**WHAT THE EXERCISE ASKS**. Sort through the entries below and pull out lines containing the word "être".

(Dataset entries)

──────────────────────────────

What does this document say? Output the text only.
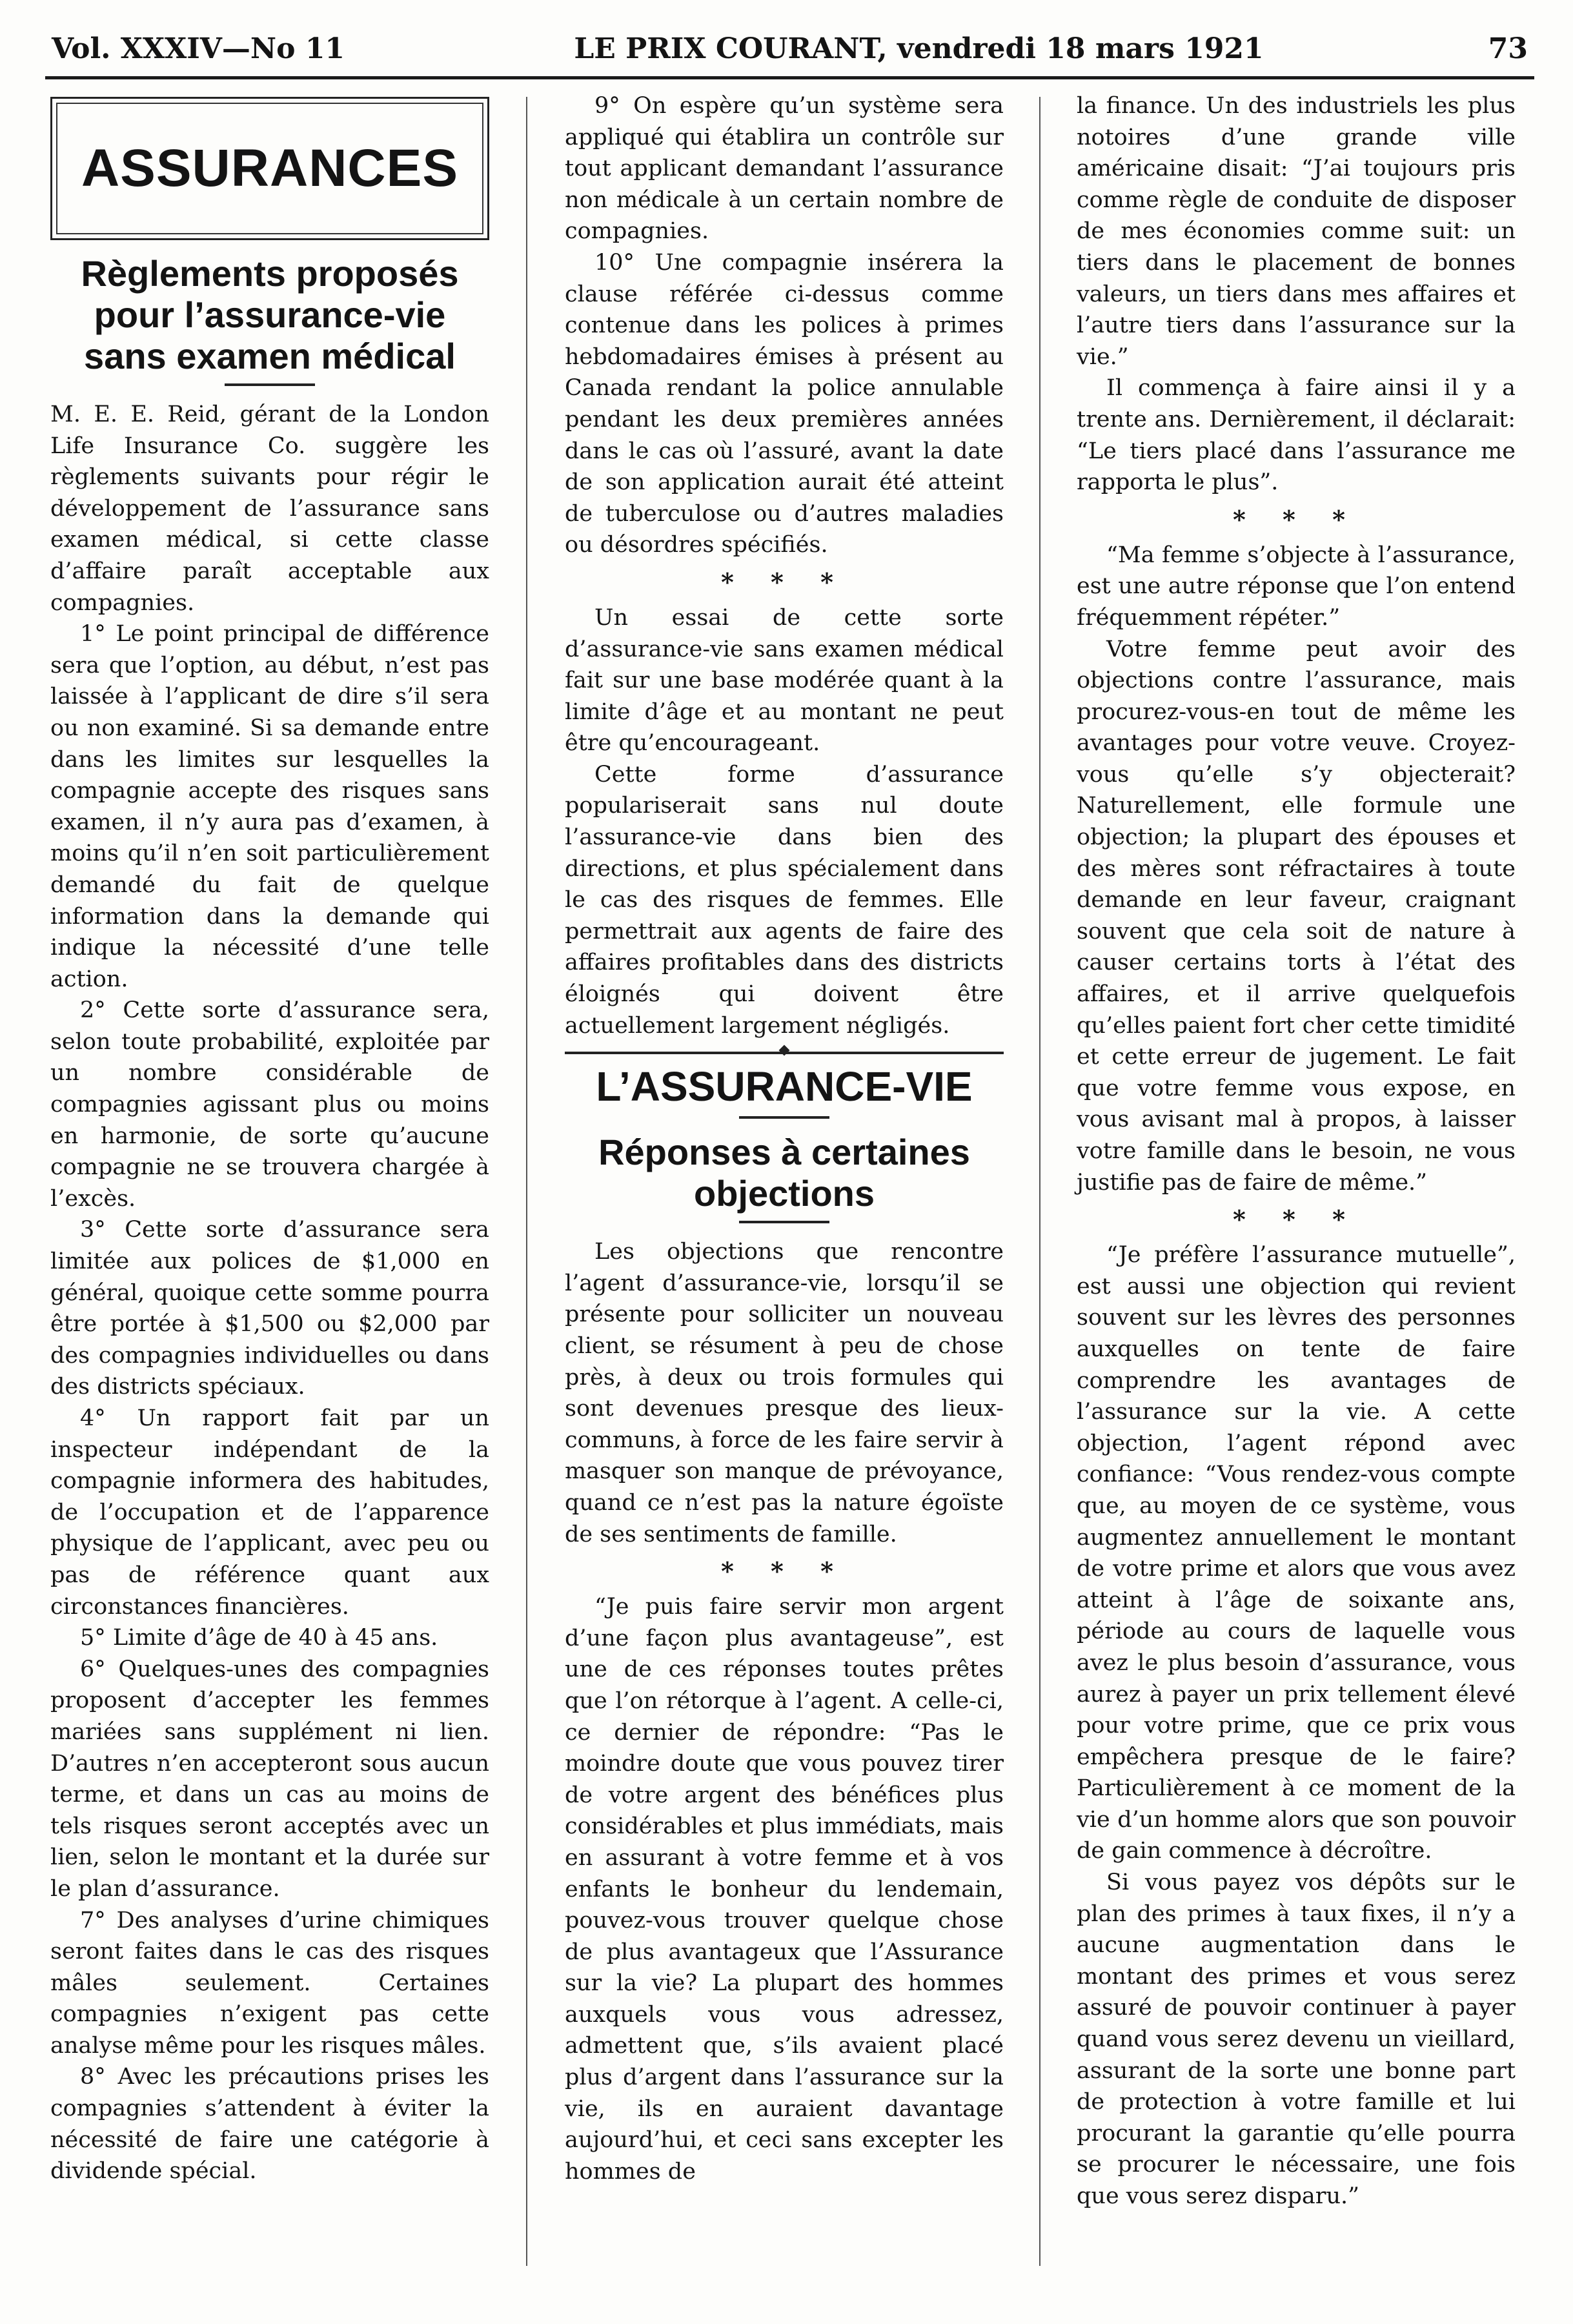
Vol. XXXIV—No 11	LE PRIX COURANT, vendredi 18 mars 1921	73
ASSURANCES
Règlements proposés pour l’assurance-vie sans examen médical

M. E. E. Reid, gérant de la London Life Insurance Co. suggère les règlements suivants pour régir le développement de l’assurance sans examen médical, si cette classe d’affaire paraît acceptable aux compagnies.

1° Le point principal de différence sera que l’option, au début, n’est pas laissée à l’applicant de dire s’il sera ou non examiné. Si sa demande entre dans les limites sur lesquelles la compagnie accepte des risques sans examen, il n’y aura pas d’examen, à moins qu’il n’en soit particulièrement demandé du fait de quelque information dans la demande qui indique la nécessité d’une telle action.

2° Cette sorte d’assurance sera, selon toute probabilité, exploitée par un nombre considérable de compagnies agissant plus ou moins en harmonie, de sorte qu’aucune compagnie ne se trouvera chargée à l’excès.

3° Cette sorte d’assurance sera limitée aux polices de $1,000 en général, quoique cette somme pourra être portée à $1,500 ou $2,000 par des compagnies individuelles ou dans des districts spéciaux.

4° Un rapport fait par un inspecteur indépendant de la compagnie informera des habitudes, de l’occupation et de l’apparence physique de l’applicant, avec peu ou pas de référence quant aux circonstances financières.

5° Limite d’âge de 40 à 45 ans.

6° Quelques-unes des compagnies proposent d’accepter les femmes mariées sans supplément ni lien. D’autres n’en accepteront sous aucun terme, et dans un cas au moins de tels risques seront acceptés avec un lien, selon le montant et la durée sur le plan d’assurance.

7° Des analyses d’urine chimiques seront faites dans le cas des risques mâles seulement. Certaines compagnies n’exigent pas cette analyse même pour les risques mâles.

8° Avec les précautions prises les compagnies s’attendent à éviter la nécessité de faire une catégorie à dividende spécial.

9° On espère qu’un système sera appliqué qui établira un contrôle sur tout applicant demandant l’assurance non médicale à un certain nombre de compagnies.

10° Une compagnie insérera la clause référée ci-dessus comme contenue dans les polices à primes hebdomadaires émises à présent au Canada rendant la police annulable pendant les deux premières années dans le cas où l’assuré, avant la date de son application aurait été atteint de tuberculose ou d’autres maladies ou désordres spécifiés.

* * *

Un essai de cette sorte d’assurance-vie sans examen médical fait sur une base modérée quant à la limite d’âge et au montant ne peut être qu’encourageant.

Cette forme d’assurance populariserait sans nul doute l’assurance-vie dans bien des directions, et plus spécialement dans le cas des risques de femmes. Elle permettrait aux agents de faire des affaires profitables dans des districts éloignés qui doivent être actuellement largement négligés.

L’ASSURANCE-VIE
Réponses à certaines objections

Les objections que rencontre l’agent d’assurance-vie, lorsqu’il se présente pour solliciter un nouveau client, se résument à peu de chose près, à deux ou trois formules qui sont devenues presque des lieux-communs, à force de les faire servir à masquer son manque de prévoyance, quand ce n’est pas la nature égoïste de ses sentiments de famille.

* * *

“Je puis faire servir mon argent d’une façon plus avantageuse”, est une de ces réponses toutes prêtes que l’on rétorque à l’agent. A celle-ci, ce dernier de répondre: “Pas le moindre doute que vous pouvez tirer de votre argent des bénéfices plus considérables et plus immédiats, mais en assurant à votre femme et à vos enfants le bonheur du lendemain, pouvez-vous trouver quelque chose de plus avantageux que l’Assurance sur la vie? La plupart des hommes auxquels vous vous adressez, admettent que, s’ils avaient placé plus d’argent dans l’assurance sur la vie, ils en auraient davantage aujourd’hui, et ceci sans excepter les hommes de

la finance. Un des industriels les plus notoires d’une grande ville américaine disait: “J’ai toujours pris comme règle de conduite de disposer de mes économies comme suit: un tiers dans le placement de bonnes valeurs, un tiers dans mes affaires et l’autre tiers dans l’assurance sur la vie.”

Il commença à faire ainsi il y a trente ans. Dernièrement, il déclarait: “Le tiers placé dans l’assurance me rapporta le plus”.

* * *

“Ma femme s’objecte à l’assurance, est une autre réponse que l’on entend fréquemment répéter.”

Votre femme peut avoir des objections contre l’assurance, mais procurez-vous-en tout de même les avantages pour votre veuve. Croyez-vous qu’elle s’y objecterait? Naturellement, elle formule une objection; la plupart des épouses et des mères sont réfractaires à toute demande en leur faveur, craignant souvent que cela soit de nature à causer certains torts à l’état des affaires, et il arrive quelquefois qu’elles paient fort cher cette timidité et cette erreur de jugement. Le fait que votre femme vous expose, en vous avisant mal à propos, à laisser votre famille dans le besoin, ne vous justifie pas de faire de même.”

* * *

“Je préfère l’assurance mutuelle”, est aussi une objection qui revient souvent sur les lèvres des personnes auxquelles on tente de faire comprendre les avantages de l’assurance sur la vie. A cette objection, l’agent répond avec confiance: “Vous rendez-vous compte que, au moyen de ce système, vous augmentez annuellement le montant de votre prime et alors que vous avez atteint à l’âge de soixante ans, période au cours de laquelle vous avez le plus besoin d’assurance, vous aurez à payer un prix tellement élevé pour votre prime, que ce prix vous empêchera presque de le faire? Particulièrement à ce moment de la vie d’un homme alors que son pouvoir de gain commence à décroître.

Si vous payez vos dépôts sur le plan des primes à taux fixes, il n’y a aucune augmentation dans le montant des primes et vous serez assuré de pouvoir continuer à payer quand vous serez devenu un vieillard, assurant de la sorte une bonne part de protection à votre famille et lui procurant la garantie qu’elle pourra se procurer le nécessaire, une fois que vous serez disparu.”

──────────────────────────────

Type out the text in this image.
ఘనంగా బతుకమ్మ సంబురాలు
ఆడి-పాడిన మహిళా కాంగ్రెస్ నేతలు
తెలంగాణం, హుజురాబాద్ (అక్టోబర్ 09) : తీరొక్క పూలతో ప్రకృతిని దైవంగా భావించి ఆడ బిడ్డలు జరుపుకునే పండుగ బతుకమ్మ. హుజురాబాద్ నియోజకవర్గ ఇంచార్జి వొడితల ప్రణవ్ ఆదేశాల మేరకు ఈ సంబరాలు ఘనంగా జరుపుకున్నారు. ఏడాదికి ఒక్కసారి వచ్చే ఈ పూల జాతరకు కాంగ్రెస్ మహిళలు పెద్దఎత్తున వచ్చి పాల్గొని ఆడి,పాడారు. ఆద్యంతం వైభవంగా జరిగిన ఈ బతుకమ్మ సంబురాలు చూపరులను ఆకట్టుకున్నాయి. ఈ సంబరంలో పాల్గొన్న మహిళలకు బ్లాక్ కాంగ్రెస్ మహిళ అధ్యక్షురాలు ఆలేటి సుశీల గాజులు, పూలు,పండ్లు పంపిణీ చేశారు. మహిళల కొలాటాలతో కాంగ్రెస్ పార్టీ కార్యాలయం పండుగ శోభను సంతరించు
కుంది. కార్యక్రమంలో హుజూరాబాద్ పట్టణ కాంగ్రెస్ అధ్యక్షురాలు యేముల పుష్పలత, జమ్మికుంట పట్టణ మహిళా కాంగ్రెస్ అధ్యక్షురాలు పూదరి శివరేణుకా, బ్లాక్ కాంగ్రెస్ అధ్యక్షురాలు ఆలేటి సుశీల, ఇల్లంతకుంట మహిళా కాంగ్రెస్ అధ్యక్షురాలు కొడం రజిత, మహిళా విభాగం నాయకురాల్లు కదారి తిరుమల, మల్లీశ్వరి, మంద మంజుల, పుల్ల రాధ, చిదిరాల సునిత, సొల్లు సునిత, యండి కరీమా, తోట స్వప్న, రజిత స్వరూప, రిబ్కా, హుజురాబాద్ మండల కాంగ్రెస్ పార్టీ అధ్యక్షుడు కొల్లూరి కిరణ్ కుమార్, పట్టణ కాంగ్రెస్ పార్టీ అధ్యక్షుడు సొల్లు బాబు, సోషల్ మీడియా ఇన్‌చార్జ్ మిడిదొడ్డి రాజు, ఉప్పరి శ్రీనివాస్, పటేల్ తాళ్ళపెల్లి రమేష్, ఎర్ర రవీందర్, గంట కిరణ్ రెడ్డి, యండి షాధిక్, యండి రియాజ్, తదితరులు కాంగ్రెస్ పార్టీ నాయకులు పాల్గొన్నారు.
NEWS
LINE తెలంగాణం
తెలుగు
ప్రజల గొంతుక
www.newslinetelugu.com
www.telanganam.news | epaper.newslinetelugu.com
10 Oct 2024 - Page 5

──────────────────────────────

**EXERCISE RESULT**.
3° Cette sorte d’assurance sera limitée aux polices de $1,000 en général, quoique cette somme pourra être portée à $1,500 ou $2,000 par des compagnies individuelles ou dans des districts spéciaux.
Un essai de cette sorte d’assurance-vie sans examen médical fait sur une base modérée quant à la limite d’âge et au montant ne peut être qu’encourageant.
Cette forme d’assurance populariserait sans nul doute l’assurance-vie dans bien des directions, et plus spécialement dans le cas des risques de femmes. Elle permettrait aux agents de faire des affaires profitables dans des districts éloignés qui doivent être actuellement largement négligés.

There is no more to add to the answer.